**WHAT THE TASK REQUIRES**
Give the entries back exactly, dropping each image.

**GIVEN ENTRIES**
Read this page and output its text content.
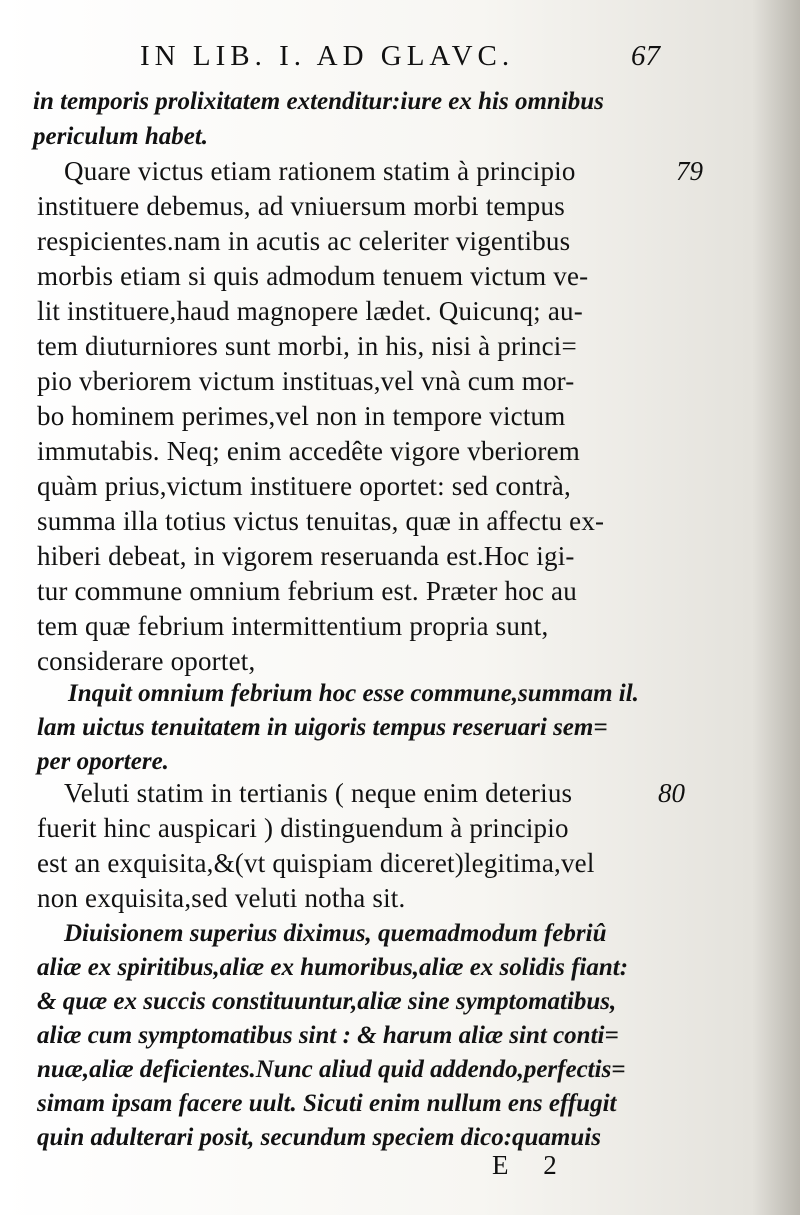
IN LIB. I. AD GLAVC.	67

in temporis prolixitatem extenditur:iure ex his omnibus

periculum habet.

Quare victus etiam rationem statim à principio	79

instituere debemus, ad vniuersum morbi tempus

respicientes.nam in acutis ac celeriter vigentibus

morbis etiam si quis admodum tenuem victum ve-

lit instituere,haud magnopere lædet. Quicunq; au-

tem diuturniores sunt morbi, in his, nisi à princi=

pio vberiorem victum instituas,vel vnà cum mor-

bo hominem perimes,vel non in tempore victum

immutabis. Neq; enim accedête vigore vberiorem

quàm prius,victum instituere oportet: sed contrà,

summa illa totius victus tenuitas, quæ in affectu ex-

hiberi debeat, in vigorem reseruanda est.Hoc igi-

tur commune omnium febrium est. Præter hoc au

tem quæ febrium intermittentium propria sunt,

considerare oportet,

Inquit omnium febrium hoc esse commune,summam il.

lam uictus tenuitatem in uigoris tempus reseruari sem=

per oportere.

Veluti statim in tertianis ( neque enim deterius	80

fuerit hinc auspicari ) distinguendum à principio

est an exquisita,&(vt quispiam diceret)legitima,vel

non exquisita,sed veluti notha sit.

Diuisionem superius diximus, quemadmodum febriû

aliæ ex spiritibus,aliæ ex humoribus,aliæ ex solidis fiant:

& quæ ex succis constituuntur,aliæ sine symptomatibus,

aliæ cum symptomatibus sint : & harum aliæ sint conti=

nuæ,aliæ deficientes.Nunc aliud quid addendo,perfectis=

simam ipsam facere uult. Sicuti enim nullum ens effugit

quin adulterari posit, secundum speciem dico:quamuis

E 2
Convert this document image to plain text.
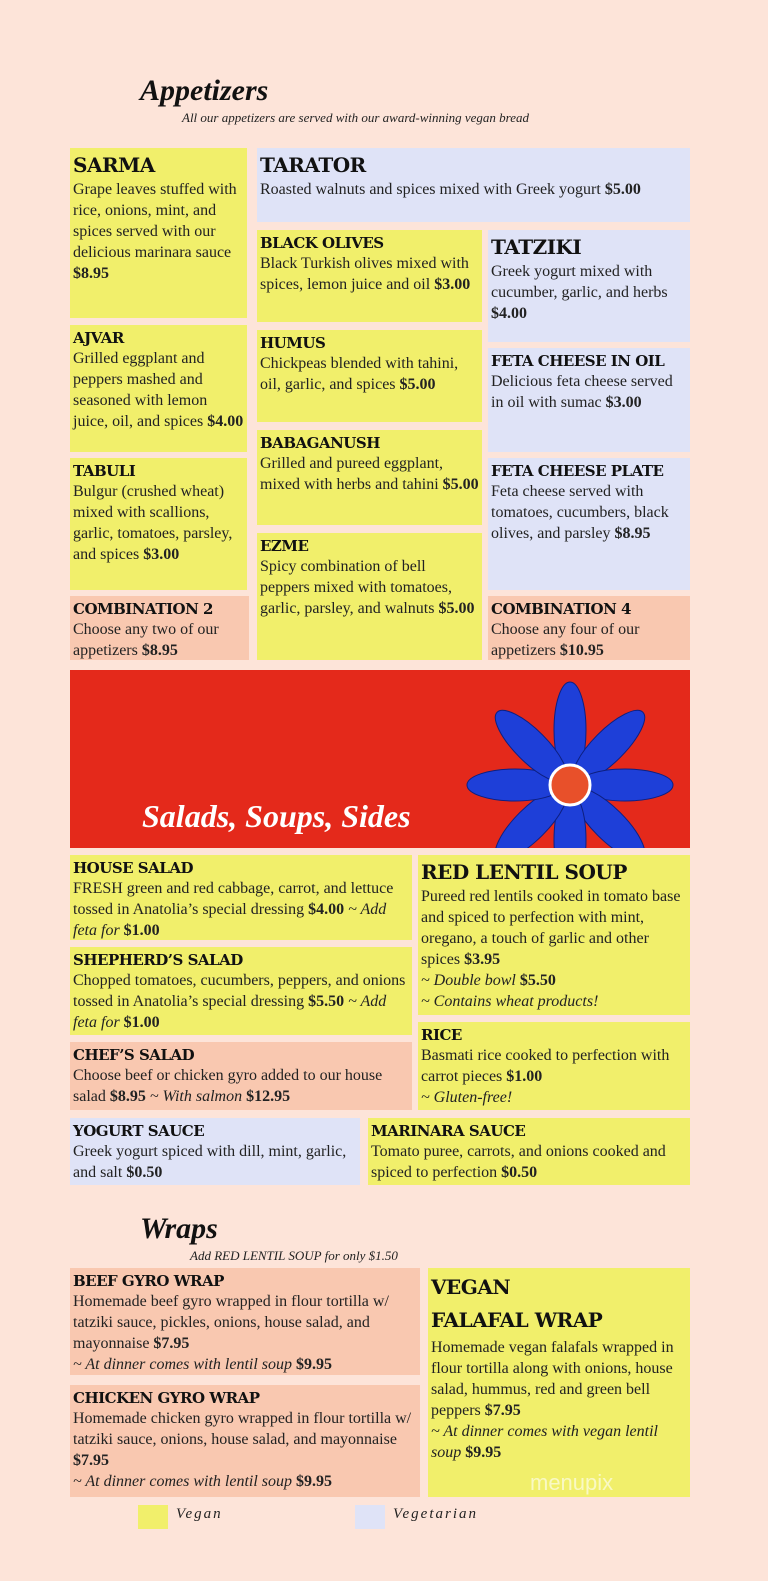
Appetizers
All our appetizers are served with our award-winning vegan bread
SARMA
Grape leaves stuffed with rice, onions, mint, and spices served with our delicious marinara sauce $8.95
TARATOR
Roasted walnuts and spices mixed with Greek yogurt $5.00
BLACK OLIVES
Black Turkish olives mixed with spices, lemon juice and oil $3.00
TATZIKI
Greek yogurt mixed with cucumber, garlic, and herbs $4.00
AJVAR
Grilled eggplant and peppers mashed and seasoned with lemon juice, oil, and spices $4.00
HUMUS
Chickpeas blended with tahini, oil, garlic, and spices $5.00
FETA CHEESE IN OIL
Delicious feta cheese served in oil with sumac $3.00
BABAGANUSH
Grilled and pureed eggplant, mixed with herbs and tahini $5.00
TABULI
Bulgur (crushed wheat) mixed with scallions, garlic, tomatoes, parsley, and spices $3.00
FETA CHEESE PLATE
Feta cheese served with tomatoes, cucumbers, black olives, and parsley $8.95
EZME
Spicy combination of bell peppers mixed with tomatoes, garlic, parsley, and walnuts $5.00
COMBINATION 2
Choose any two of our appetizers $8.95
COMBINATION 4
Choose any four of our appetizers $10.95
Salads, Soups, Sides
HOUSE SALAD
FRESH green and red cabbage, carrot, and lettuce tossed in Anatolia’s special dressing $4.00 ~ Add feta for $1.00
RED LENTIL SOUP
Pureed red lentils cooked in tomato base and spiced to perfection with mint, oregano, a touch of garlic and other spices $3.95
~ Double bowl $5.50
~ Contains wheat products!
SHEPHERD’S SALAD
Chopped tomatoes, cucumbers, peppers, and onions tossed in Anatolia’s special dressing $5.50 ~ Add feta for $1.00
RICE
Basmati rice cooked to perfection with carrot pieces $1.00
~ Gluten-free!
CHEF’S SALAD
Choose beef or chicken gyro added to our house salad $8.95 ~ With salmon $12.95
YOGURT SAUCE
Greek yogurt spiced with dill, mint, garlic, and salt $0.50
MARINARA SAUCE
Tomato puree, carrots, and onions cooked and spiced to perfection $0.50
Wraps
Add RED LENTIL SOUP for only $1.50
BEEF GYRO WRAP
Homemade beef gyro wrapped in flour tortilla w/ tatziki sauce, pickles, onions, house salad, and mayonnaise $7.95
~ At dinner comes with lentil soup $9.95
CHICKEN GYRO WRAP
Homemade chicken gyro wrapped in flour tortilla w/ tatziki sauce, onions, house salad, and mayonnaise $7.95
~ At dinner comes with lentil soup $9.95
VEGAN
FALAFAL WRAP
Homemade vegan falafals wrapped in flour tortilla along with onions, house salad, hummus, red and green bell peppers $7.95
~ At dinner comes with vegan lentil soup $9.95
menupix
Vegan	Vegetarian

**WRITTEN SOLUTION**
Read this page and output its text content.
IN LIB. I. AD GLAVC.	67

in temporis prolixitatem extenditur:iure ex his omnibus

periculum habet.

Quare victus etiam rationem statim à principio	79

instituere debemus, ad vniuersum morbi tempus

respicientes.nam in acutis ac celeriter vigentibus

morbis etiam si quis admodum tenuem victum ve-

lit instituere,haud magnopere lædet. Quicunq; au-

tem diuturniores sunt morbi, in his, nisi à princi=

pio vberiorem victum instituas,vel vnà cum mor-

bo hominem perimes,vel non in tempore victum

immutabis. Neq; enim accedête vigore vberiorem

quàm prius,victum instituere oportet: sed contrà,

summa illa totius victus tenuitas, quæ in affectu ex-

hiberi debeat, in vigorem reseruanda est.Hoc igi-

tur commune omnium febrium est. Præter hoc au

tem quæ febrium intermittentium propria sunt,

considerare oportet,

Inquit omnium febrium hoc esse commune,summam il.

lam uictus tenuitatem in uigoris tempus reseruari sem=

per oportere.

Veluti statim in tertianis ( neque enim deterius	80

fuerit hinc auspicari ) distinguendum à principio

est an exquisita,&(vt quispiam diceret)legitima,vel

non exquisita,sed veluti notha sit.

Diuisionem superius diximus, quemadmodum febriû

aliæ ex spiritibus,aliæ ex humoribus,aliæ ex solidis fiant:

& quæ ex succis constituuntur,aliæ sine symptomatibus,

aliæ cum symptomatibus sint : & harum aliæ sint conti=

nuæ,aliæ deficientes.Nunc aliud quid addendo,perfectis=

simam ipsam facere uult. Sicuti enim nullum ens effugit

quin adulterari posit, secundum speciem dico:quamuis

E 2
Convert this document image to plain text.
Appetizers
All our appetizers are served with our award-winning vegan bread
SARMA
Grape leaves stuffed with rice, onions, mint, and spices served with our delicious marinara sauce $8.95
TARATOR
Roasted walnuts and spices mixed with Greek yogurt $5.00
BLACK OLIVES
Black Turkish olives mixed with spices, lemon juice and oil $3.00
TATZIKI
Greek yogurt mixed with cucumber, garlic, and herbs $4.00
AJVAR
Grilled eggplant and peppers mashed and seasoned with lemon juice, oil, and spices $4.00
HUMUS
Chickpeas blended with tahini, oil, garlic, and spices $5.00
FETA CHEESE IN OIL
Delicious feta cheese served in oil with sumac $3.00
BABAGANUSH
Grilled and pureed eggplant, mixed with herbs and tahini $5.00
TABULI
Bulgur (crushed wheat) mixed with scallions, garlic, tomatoes, parsley, and spices $3.00
FETA CHEESE PLATE
Feta cheese served with tomatoes, cucumbers, black olives, and parsley $8.95
EZME
Spicy combination of bell peppers mixed with tomatoes, garlic, parsley, and walnuts $5.00
COMBINATION 2
Choose any two of our appetizers $8.95
COMBINATION 4
Choose any four of our appetizers $10.95
Salads, Soups, Sides
HOUSE SALAD
FRESH green and red cabbage, carrot, and lettuce tossed in Anatolia’s special dressing $4.00 ~ Add feta for $1.00
RED LENTIL SOUP
Pureed red lentils cooked in tomato base and spiced to perfection with mint, oregano, a touch of garlic and other spices $3.95
~ Double bowl $5.50
~ Contains wheat products!
SHEPHERD’S SALAD
Chopped tomatoes, cucumbers, peppers, and onions tossed in Anatolia’s special dressing $5.50 ~ Add feta for $1.00
RICE
Basmati rice cooked to perfection with carrot pieces $1.00
~ Gluten-free!
CHEF’S SALAD
Choose beef or chicken gyro added to our house salad $8.95 ~ With salmon $12.95
YOGURT SAUCE
Greek yogurt spiced with dill, mint, garlic, and salt $0.50
MARINARA SAUCE
Tomato puree, carrots, and onions cooked and spiced to perfection $0.50
Wraps
Add RED LENTIL SOUP for only $1.50
BEEF GYRO WRAP
Homemade beef gyro wrapped in flour tortilla w/ tatziki sauce, pickles, onions, house salad, and mayonnaise $7.95
~ At dinner comes with lentil soup $9.95
CHICKEN GYRO WRAP
Homemade chicken gyro wrapped in flour tortilla w/ tatziki sauce, onions, house salad, and mayonnaise $7.95
~ At dinner comes with lentil soup $9.95
VEGAN
FALAFAL WRAP
Homemade vegan falafals wrapped in flour tortilla along with onions, house salad, hummus, red and green bell peppers $7.95
~ At dinner comes with vegan lentil soup $9.95
menupix
Vegan	Vegetarian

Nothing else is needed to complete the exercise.